DATA PROVIDED:
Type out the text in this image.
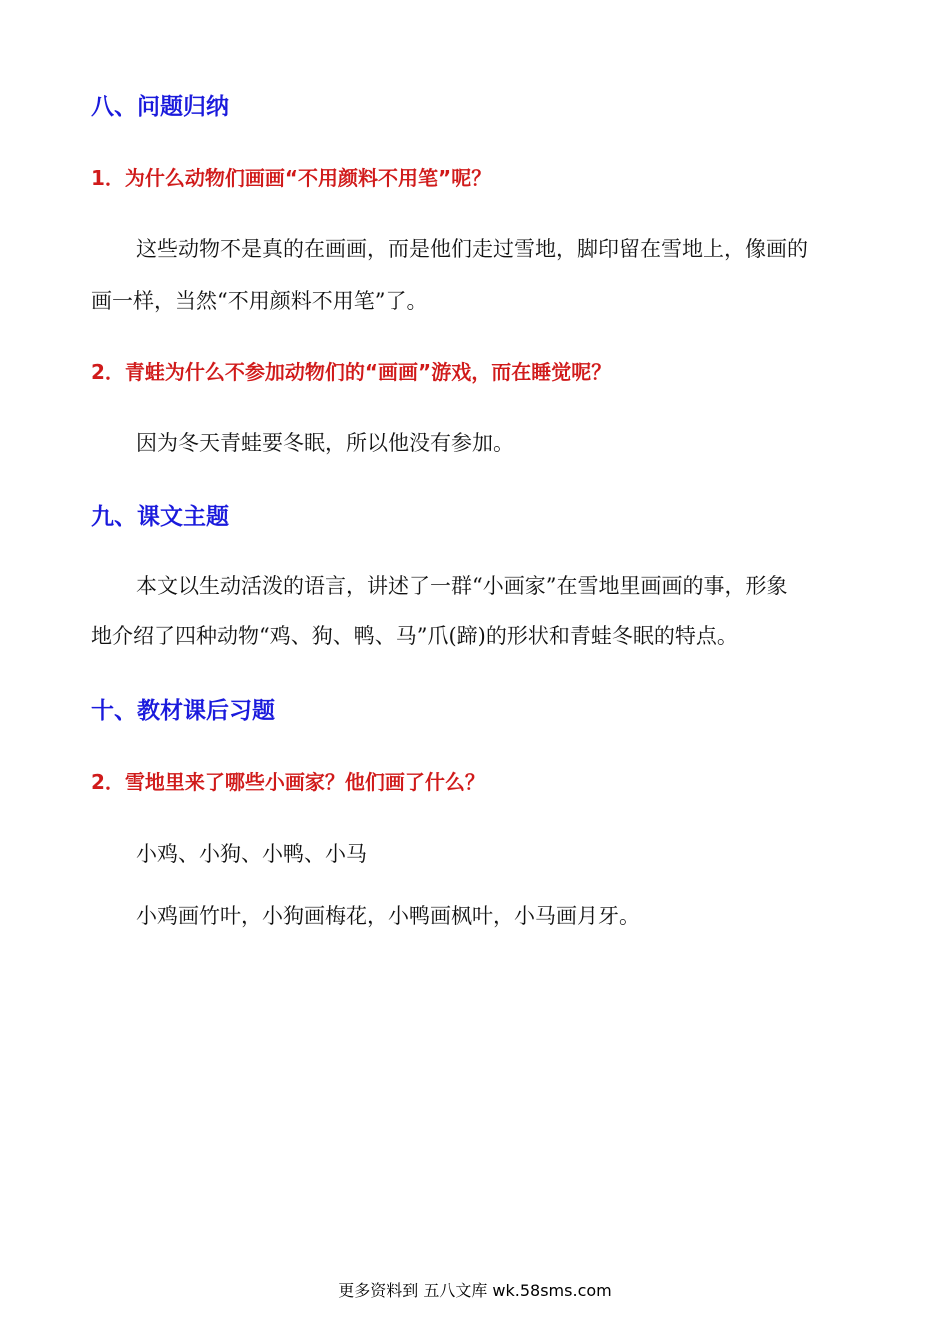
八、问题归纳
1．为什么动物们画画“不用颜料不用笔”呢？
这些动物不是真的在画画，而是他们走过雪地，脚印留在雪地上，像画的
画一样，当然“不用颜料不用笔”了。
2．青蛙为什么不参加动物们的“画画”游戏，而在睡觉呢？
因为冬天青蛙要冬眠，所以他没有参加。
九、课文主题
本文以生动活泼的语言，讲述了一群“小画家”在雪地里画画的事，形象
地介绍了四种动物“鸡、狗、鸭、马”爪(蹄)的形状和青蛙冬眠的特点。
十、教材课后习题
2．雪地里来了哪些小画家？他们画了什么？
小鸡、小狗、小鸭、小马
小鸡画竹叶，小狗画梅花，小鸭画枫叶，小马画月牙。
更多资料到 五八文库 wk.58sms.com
* * *
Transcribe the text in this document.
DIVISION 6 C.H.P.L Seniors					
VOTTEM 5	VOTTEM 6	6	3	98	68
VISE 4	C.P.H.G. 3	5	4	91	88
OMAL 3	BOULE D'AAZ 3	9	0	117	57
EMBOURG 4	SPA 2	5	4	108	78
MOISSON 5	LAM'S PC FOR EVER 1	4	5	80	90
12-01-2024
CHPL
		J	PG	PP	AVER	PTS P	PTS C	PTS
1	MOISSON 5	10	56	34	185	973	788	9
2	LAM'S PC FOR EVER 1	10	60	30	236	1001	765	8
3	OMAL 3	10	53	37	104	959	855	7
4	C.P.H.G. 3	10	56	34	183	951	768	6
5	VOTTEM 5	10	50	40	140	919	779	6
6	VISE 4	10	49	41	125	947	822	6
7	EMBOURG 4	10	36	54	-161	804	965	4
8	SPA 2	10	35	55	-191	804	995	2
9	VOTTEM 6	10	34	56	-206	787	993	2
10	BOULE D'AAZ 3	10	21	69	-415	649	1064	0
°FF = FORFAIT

WORK TO DO: Count the lines that include the word "BOULE" and state the result as a bare number.

REPLY TO THE TASK: 2